Figure record extracts
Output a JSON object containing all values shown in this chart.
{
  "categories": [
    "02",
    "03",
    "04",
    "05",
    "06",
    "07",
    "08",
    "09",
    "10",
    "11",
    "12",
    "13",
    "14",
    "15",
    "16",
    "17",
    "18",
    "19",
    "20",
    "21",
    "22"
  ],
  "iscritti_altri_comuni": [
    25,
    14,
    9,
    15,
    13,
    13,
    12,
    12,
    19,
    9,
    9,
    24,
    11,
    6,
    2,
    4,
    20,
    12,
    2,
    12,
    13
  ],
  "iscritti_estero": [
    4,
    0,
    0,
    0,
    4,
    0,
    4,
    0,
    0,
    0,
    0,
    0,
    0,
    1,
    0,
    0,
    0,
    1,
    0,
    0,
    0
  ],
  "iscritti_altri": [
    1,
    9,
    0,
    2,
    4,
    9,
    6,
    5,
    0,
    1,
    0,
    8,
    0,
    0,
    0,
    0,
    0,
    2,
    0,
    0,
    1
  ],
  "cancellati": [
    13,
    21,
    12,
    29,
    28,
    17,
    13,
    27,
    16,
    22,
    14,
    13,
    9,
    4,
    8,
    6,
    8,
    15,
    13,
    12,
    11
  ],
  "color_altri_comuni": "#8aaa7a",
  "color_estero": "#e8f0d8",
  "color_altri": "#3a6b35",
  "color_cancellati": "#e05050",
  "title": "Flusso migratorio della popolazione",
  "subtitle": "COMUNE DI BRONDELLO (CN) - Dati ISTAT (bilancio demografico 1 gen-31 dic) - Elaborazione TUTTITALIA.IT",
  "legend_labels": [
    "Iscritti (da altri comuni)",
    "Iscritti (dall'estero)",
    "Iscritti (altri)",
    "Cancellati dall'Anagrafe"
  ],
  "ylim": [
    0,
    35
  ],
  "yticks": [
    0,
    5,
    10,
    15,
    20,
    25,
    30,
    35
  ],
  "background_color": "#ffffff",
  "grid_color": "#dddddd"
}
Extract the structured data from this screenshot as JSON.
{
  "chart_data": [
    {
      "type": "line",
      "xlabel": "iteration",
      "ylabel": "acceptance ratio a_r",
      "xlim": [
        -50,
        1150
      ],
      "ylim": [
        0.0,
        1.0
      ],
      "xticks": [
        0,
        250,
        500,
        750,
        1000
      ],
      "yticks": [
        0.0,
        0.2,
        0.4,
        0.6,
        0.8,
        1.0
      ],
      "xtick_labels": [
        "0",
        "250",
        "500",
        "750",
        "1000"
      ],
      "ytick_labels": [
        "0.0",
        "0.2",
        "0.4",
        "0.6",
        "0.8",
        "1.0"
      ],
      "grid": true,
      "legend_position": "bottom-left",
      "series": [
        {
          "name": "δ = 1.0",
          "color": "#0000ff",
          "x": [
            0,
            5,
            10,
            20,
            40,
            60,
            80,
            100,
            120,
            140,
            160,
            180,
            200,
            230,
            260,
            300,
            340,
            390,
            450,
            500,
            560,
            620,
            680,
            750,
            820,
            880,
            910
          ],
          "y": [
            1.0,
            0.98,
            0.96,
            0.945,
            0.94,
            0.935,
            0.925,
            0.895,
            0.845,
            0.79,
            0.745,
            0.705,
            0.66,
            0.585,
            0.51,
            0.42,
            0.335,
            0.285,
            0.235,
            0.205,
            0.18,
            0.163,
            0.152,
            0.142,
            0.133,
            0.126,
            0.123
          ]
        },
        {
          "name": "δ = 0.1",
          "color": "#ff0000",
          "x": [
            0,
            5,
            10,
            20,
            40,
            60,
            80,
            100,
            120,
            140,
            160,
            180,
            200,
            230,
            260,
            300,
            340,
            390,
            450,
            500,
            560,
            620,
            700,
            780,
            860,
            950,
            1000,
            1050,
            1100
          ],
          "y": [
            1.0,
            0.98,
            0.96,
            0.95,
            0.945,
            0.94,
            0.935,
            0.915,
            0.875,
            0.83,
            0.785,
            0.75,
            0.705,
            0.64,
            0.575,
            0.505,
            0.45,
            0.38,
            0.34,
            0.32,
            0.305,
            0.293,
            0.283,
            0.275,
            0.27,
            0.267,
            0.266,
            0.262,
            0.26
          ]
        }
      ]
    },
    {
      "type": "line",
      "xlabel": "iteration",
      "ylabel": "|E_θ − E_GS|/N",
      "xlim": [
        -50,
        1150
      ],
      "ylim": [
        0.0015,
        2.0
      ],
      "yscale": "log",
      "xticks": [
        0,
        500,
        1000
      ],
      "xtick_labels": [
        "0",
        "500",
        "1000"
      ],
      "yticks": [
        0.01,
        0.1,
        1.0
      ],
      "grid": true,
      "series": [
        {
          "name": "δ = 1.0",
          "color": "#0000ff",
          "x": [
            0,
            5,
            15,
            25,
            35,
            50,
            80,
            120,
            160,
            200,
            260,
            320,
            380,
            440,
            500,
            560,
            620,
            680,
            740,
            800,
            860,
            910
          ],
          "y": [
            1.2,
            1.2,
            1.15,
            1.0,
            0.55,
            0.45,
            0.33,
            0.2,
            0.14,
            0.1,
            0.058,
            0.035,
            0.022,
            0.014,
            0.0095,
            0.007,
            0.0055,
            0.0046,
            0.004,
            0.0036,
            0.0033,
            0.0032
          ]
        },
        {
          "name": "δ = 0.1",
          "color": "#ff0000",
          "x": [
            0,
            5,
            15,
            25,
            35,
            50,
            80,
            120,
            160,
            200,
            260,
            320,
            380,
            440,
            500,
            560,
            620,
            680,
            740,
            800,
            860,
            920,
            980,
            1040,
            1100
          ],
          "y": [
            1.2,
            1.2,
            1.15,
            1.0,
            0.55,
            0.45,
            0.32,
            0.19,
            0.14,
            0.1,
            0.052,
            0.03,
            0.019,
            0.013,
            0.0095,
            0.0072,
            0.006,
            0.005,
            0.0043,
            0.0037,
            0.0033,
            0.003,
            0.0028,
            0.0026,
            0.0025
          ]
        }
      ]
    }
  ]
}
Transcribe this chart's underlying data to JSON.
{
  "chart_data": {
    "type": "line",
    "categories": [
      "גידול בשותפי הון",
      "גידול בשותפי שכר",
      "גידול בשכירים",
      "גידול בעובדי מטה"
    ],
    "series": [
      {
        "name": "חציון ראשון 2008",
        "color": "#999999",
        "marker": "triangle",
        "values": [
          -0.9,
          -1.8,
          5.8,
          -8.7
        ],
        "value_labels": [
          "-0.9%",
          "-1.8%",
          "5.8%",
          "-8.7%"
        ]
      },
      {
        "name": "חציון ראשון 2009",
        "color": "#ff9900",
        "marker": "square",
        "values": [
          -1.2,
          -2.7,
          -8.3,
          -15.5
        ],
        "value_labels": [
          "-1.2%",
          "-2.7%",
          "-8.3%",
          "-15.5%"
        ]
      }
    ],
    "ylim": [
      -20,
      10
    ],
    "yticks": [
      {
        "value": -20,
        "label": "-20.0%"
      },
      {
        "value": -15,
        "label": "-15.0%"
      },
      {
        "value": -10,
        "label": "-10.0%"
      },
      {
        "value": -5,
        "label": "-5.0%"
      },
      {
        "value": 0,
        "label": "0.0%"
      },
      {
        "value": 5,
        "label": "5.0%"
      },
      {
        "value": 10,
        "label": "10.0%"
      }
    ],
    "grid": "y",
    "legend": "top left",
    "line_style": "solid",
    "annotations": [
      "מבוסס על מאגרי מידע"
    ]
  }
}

Your objective:
Copy out the whole listing exactly as written.

Output:
Output a JSON object containing all values shown in this chart.
{
  "categories": [
    "02",
    "03",
    "04",
    "05",
    "06",
    "07",
    "08",
    "09",
    "10",
    "11",
    "12",
    "13",
    "14",
    "15",
    "16",
    "17",
    "18",
    "19",
    "20",
    "21",
    "22"
  ],
  "iscritti_altri_comuni": [
    25,
    14,
    9,
    15,
    13,
    13,
    12,
    12,
    19,
    9,
    9,
    24,
    11,
    6,
    2,
    4,
    20,
    12,
    2,
    12,
    13
  ],
  "iscritti_estero": [
    4,
    0,
    0,
    0,
    4,
    0,
    4,
    0,
    0,
    0,
    0,
    0,
    0,
    1,
    0,
    0,
    0,
    1,
    0,
    0,
    0
  ],
  "iscritti_altri": [
    1,
    9,
    0,
    2,
    4,
    9,
    6,
    5,
    0,
    1,
    0,
    8,
    0,
    0,
    0,
    0,
    0,
    2,
    0,
    0,
    1
  ],
  "cancellati": [
    13,
    21,
    12,
    29,
    28,
    17,
    13,
    27,
    16,
    22,
    14,
    13,
    9,
    4,
    8,
    6,
    8,
    15,
    13,
    12,
    11
  ],
  "color_altri_comuni": "#8aaa7a",
  "color_estero": "#e8f0d8",
  "color_altri": "#3a6b35",
  "color_cancellati": "#e05050",
  "title": "Flusso migratorio della popolazione",
  "subtitle": "COMUNE DI BRONDELLO (CN) - Dati ISTAT (bilancio demografico 1 gen-31 dic) - Elaborazione TUTTITALIA.IT",
  "legend_labels": [
    "Iscritti (da altri comuni)",
    "Iscritti (dall'estero)",
    "Iscritti (altri)",
    "Cancellati dall'Anagrafe"
  ],
  "ylim": [
    0,
    35
  ],
  "yticks": [
    0,
    5,
    10,
    15,
    20,
    25,
    30,
    35
  ],
  "background_color": "#ffffff",
  "grid_color": "#dddddd"
}
Extract the structured data from this screenshot as JSON.
{
  "chart_data": [
    {
      "type": "line",
      "xlabel": "iteration",
      "ylabel": "acceptance ratio a_r",
      "xlim": [
        -50,
        1150
      ],
      "ylim": [
        0.0,
        1.0
      ],
      "xticks": [
        0,
        250,
        500,
        750,
        1000
      ],
      "yticks": [
        0.0,
        0.2,
        0.4,
        0.6,
        0.8,
        1.0
      ],
      "xtick_labels": [
        "0",
        "250",
        "500",
        "750",
        "1000"
      ],
      "ytick_labels": [
        "0.0",
        "0.2",
        "0.4",
        "0.6",
        "0.8",
        "1.0"
      ],
      "grid": true,
      "legend_position": "bottom-left",
      "series": [
        {
          "name": "δ = 1.0",
          "color": "#0000ff",
          "x": [
            0,
            5,
            10,
            20,
            40,
            60,
            80,
            100,
            120,
            140,
            160,
            180,
            200,
            230,
            260,
            300,
            340,
            390,
            450,
            500,
            560,
            620,
            680,
            750,
            820,
            880,
            910
          ],
          "y": [
            1.0,
            0.98,
            0.96,
            0.945,
            0.94,
            0.935,
            0.925,
            0.895,
            0.845,
            0.79,
            0.745,
            0.705,
            0.66,
            0.585,
            0.51,
            0.42,
            0.335,
            0.285,
            0.235,
            0.205,
            0.18,
            0.163,
            0.152,
            0.142,
            0.133,
            0.126,
            0.123
          ]
        },
        {
          "name": "δ = 0.1",
          "color": "#ff0000",
          "x": [
            0,
            5,
            10,
            20,
            40,
            60,
            80,
            100,
            120,
            140,
            160,
            180,
            200,
            230,
            260,
            300,
            340,
            390,
            450,
            500,
            560,
            620,
            700,
            780,
            860,
            950,
            1000,
            1050,
            1100
          ],
          "y": [
            1.0,
            0.98,
            0.96,
            0.95,
            0.945,
            0.94,
            0.935,
            0.915,
            0.875,
            0.83,
            0.785,
            0.75,
            0.705,
            0.64,
            0.575,
            0.505,
            0.45,
            0.38,
            0.34,
            0.32,
            0.305,
            0.293,
            0.283,
            0.275,
            0.27,
            0.267,
            0.266,
            0.262,
            0.26
          ]
        }
      ]
    },
    {
      "type": "line",
      "xlabel": "iteration",
      "ylabel": "|E_θ − E_GS|/N",
      "xlim": [
        -50,
        1150
      ],
      "ylim": [
        0.0015,
        2.0
      ],
      "yscale": "log",
      "xticks": [
        0,
        500,
        1000
      ],
      "xtick_labels": [
        "0",
        "500",
        "1000"
      ],
      "yticks": [
        0.01,
        0.1,
        1.0
      ],
      "grid": true,
      "series": [
        {
          "name": "δ = 1.0",
          "color": "#0000ff",
          "x": [
            0,
            5,
            15,
            25,
            35,
            50,
            80,
            120,
            160,
            200,
            260,
            320,
            380,
            440,
            500,
            560,
            620,
            680,
            740,
            800,
            860,
            910
          ],
          "y": [
            1.2,
            1.2,
            1.15,
            1.0,
            0.55,
            0.45,
            0.33,
            0.2,
            0.14,
            0.1,
            0.058,
            0.035,
            0.022,
            0.014,
            0.0095,
            0.007,
            0.0055,
            0.0046,
            0.004,
            0.0036,
            0.0033,
            0.0032
          ]
        },
        {
          "name": "δ = 0.1",
          "color": "#ff0000",
          "x": [
            0,
            5,
            15,
            25,
            35,
            50,
            80,
            120,
            160,
            200,
            260,
            320,
            380,
            440,
            500,
            560,
            620,
            680,
            740,
            800,
            860,
            920,
            980,
            1040,
            1100
          ],
          "y": [
            1.2,
            1.2,
            1.15,
            1.0,
            0.55,
            0.45,
            0.32,
            0.19,
            0.14,
            0.1,
            0.052,
            0.03,
            0.019,
            0.013,
            0.0095,
            0.0072,
            0.006,
            0.005,
            0.0043,
            0.0037,
            0.0033,
            0.003,
            0.0028,
            0.0026,
            0.0025
          ]
        }
      ]
    }
  ]
}
Transcribe this chart's underlying data to JSON.
{
  "chart_data": {
    "type": "line",
    "categories": [
      "גידול בשותפי הון",
      "גידול בשותפי שכר",
      "גידול בשכירים",
      "גידול בעובדי מטה"
    ],
    "series": [
      {
        "name": "חציון ראשון 2008",
        "color": "#999999",
        "marker": "triangle",
        "values": [
          -0.9,
          -1.8,
          5.8,
          -8.7
        ],
        "value_labels": [
          "-0.9%",
          "-1.8%",
          "5.8%",
          "-8.7%"
        ]
      },
      {
        "name": "חציון ראשון 2009",
        "color": "#ff9900",
        "marker": "square",
        "values": [
          -1.2,
          -2.7,
          -8.3,
          -15.5
        ],
        "value_labels": [
          "-1.2%",
          "-2.7%",
          "-8.3%",
          "-15.5%"
        ]
      }
    ],
    "ylim": [
      -20,
      10
    ],
    "yticks": [
      {
        "value": -20,
        "label": "-20.0%"
      },
      {
        "value": -15,
        "label": "-15.0%"
      },
      {
        "value": -10,
        "label": "-10.0%"
      },
      {
        "value": -5,
        "label": "-5.0%"
      },
      {
        "value": 0,
        "label": "0.0%"
      },
      {
        "value": 5,
        "label": "5.0%"
      },
      {
        "value": 10,
        "label": "10.0%"
      }
    ],
    "grid": "y",
    "legend": "top left",
    "line_style": "solid",
    "annotations": [
      "מבוסס על מאגרי מידע"
    ]
  }
}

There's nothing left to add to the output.